Data records
• • • •

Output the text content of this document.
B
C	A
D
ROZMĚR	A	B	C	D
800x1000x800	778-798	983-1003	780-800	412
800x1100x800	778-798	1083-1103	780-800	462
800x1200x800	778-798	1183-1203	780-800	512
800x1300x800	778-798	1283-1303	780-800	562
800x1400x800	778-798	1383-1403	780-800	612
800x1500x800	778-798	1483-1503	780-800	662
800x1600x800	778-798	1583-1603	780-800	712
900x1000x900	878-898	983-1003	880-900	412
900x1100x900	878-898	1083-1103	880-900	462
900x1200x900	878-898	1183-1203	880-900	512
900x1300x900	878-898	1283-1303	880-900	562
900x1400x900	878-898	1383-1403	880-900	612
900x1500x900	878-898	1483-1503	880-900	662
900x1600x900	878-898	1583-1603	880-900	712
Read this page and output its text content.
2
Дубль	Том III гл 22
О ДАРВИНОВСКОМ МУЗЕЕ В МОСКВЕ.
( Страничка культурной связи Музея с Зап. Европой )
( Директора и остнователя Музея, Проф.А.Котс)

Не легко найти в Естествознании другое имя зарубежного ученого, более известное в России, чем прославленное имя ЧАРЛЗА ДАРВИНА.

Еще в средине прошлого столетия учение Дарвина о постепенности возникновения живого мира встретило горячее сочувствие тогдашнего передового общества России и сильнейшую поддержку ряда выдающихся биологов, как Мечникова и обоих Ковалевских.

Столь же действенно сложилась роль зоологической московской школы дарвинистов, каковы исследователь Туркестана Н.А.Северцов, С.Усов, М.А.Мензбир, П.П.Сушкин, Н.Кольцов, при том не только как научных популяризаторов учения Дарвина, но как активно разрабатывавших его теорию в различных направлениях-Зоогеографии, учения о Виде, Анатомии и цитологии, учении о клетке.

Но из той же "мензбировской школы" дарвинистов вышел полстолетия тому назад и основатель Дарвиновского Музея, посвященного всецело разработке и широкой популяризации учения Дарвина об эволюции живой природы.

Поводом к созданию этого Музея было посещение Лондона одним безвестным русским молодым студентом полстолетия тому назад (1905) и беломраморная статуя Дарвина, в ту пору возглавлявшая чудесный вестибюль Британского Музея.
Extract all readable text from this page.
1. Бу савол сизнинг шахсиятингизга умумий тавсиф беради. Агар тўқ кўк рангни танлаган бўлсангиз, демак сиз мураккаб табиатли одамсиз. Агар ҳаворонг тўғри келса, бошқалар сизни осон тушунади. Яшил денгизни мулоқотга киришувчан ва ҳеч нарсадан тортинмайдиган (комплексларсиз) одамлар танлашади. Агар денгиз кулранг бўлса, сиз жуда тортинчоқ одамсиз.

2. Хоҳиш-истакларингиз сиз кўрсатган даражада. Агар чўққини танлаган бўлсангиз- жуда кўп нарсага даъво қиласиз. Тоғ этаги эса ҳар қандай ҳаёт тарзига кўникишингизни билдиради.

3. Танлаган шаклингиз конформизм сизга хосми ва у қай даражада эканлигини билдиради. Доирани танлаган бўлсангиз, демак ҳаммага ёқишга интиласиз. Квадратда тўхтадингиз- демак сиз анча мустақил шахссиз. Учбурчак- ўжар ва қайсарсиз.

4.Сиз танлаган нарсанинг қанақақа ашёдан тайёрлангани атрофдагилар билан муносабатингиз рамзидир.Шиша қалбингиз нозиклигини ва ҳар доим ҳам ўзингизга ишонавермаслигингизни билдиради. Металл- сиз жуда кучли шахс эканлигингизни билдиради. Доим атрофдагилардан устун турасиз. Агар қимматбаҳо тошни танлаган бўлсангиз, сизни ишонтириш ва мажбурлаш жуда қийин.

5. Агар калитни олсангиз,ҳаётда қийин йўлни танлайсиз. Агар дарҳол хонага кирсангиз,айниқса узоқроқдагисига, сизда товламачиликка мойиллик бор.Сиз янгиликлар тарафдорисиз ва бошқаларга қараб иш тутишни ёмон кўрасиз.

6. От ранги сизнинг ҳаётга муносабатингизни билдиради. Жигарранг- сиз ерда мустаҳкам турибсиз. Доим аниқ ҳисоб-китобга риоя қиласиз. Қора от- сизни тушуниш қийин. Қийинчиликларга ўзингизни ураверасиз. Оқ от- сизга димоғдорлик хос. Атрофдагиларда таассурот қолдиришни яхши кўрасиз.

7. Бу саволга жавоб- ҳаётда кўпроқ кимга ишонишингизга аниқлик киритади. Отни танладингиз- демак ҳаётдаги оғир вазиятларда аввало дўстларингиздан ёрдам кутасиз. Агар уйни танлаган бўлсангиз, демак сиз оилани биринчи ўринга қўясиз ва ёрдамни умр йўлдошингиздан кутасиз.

• • • •

== Problem requirements ==
Using the entries above, return each line that includes the word "page".

== Final result ==
Read this page and output its text content.
Extract all readable text from this page.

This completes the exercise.